* Data lines
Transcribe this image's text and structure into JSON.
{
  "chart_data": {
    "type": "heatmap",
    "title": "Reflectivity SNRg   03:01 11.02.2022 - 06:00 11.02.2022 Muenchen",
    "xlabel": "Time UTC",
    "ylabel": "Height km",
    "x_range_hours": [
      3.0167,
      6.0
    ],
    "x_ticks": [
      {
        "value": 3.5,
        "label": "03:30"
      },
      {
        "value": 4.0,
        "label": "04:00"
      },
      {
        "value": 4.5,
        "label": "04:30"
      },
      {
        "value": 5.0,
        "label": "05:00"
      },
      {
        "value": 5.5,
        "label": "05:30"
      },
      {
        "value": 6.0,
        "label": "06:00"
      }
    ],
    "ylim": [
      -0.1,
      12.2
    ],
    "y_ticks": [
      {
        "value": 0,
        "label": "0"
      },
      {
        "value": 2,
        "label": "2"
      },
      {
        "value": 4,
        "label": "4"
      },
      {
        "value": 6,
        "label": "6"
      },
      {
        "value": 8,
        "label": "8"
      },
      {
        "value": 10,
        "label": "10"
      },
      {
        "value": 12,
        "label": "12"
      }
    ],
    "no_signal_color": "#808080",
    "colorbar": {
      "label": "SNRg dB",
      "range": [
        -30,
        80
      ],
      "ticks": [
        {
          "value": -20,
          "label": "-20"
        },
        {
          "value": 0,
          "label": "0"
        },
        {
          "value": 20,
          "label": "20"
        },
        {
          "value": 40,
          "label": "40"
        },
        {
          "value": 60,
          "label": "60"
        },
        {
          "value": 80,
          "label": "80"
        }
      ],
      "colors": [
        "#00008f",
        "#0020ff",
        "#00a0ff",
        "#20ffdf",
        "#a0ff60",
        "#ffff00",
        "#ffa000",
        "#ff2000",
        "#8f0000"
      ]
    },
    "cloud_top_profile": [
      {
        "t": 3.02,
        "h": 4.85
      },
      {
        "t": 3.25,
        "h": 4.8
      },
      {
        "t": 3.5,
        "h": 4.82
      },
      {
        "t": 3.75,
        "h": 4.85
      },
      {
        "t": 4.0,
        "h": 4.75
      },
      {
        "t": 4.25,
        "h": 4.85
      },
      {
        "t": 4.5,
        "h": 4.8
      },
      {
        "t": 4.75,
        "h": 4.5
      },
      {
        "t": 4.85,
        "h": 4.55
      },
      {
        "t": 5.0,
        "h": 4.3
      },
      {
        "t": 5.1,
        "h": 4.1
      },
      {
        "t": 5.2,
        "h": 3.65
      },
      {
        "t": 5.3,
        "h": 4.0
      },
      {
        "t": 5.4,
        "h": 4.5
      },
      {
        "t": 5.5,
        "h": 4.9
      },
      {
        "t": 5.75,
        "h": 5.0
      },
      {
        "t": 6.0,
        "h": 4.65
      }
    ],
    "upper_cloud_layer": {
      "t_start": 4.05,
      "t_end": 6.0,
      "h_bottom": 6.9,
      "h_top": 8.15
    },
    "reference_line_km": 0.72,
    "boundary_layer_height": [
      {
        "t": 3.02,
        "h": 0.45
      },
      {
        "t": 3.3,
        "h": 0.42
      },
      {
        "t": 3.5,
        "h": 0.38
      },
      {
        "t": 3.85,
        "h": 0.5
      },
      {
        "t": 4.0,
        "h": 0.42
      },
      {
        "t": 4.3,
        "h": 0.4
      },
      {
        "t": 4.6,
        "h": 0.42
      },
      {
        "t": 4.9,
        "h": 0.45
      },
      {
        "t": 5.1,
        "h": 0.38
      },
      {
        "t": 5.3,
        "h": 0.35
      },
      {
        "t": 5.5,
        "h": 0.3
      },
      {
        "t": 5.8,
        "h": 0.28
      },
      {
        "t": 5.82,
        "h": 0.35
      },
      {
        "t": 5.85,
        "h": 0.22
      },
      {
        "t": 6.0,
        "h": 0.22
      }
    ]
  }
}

* Requirement
Repeat the material from above exactly, word for word.

* Response
Transcribe this image's text and structure into JSON.
{
  "chart_data": {
    "type": "heatmap",
    "title": "Reflectivity SNRg   03:01 11.02.2022 - 06:00 11.02.2022 Muenchen",
    "xlabel": "Time UTC",
    "ylabel": "Height km",
    "x_range_hours": [
      3.0167,
      6.0
    ],
    "x_ticks": [
      {
        "value": 3.5,
        "label": "03:30"
      },
      {
        "value": 4.0,
        "label": "04:00"
      },
      {
        "value": 4.5,
        "label": "04:30"
      },
      {
        "value": 5.0,
        "label": "05:00"
      },
      {
        "value": 5.5,
        "label": "05:30"
      },
      {
        "value": 6.0,
        "label": "06:00"
      }
    ],
    "ylim": [
      -0.1,
      12.2
    ],
    "y_ticks": [
      {
        "value": 0,
        "label": "0"
      },
      {
        "value": 2,
        "label": "2"
      },
      {
        "value": 4,
        "label": "4"
      },
      {
        "value": 6,
        "label": "6"
      },
      {
        "value": 8,
        "label": "8"
      },
      {
        "value": 10,
        "label": "10"
      },
      {
        "value": 12,
        "label": "12"
      }
    ],
    "no_signal_color": "#808080",
    "colorbar": {
      "label": "SNRg dB",
      "range": [
        -30,
        80
      ],
      "ticks": [
        {
          "value": -20,
          "label": "-20"
        },
        {
          "value": 0,
          "label": "0"
        },
        {
          "value": 20,
          "label": "20"
        },
        {
          "value": 40,
          "label": "40"
        },
        {
          "value": 60,
          "label": "60"
        },
        {
          "value": 80,
          "label": "80"
        }
      ],
      "colors": [
        "#00008f",
        "#0020ff",
        "#00a0ff",
        "#20ffdf",
        "#a0ff60",
        "#ffff00",
        "#ffa000",
        "#ff2000",
        "#8f0000"
      ]
    },
    "cloud_top_profile": [
      {
        "t": 3.02,
        "h": 4.85
      },
      {
        "t": 3.25,
        "h": 4.8
      },
      {
        "t": 3.5,
        "h": 4.82
      },
      {
        "t": 3.75,
        "h": 4.85
      },
      {
        "t": 4.0,
        "h": 4.75
      },
      {
        "t": 4.25,
        "h": 4.85
      },
      {
        "t": 4.5,
        "h": 4.8
      },
      {
        "t": 4.75,
        "h": 4.5
      },
      {
        "t": 4.85,
        "h": 4.55
      },
      {
        "t": 5.0,
        "h": 4.3
      },
      {
        "t": 5.1,
        "h": 4.1
      },
      {
        "t": 5.2,
        "h": 3.65
      },
      {
        "t": 5.3,
        "h": 4.0
      },
      {
        "t": 5.4,
        "h": 4.5
      },
      {
        "t": 5.5,
        "h": 4.9
      },
      {
        "t": 5.75,
        "h": 5.0
      },
      {
        "t": 6.0,
        "h": 4.65
      }
    ],
    "upper_cloud_layer": {
      "t_start": 4.05,
      "t_end": 6.0,
      "h_bottom": 6.9,
      "h_top": 8.15
    },
    "reference_line_km": 0.72,
    "boundary_layer_height": [
      {
        "t": 3.02,
        "h": 0.45
      },
      {
        "t": 3.3,
        "h": 0.42
      },
      {
        "t": 3.5,
        "h": 0.38
      },
      {
        "t": 3.85,
        "h": 0.5
      },
      {
        "t": 4.0,
        "h": 0.42
      },
      {
        "t": 4.3,
        "h": 0.4
      },
      {
        "t": 4.6,
        "h": 0.42
      },
      {
        "t": 4.9,
        "h": 0.45
      },
      {
        "t": 5.1,
        "h": 0.38
      },
      {
        "t": 5.3,
        "h": 0.35
      },
      {
        "t": 5.5,
        "h": 0.3
      },
      {
        "t": 5.8,
        "h": 0.28
      },
      {
        "t": 5.82,
        "h": 0.35
      },
      {
        "t": 5.85,
        "h": 0.22
      },
      {
        "t": 6.0,
        "h": 0.22
      }
    ]
  }
}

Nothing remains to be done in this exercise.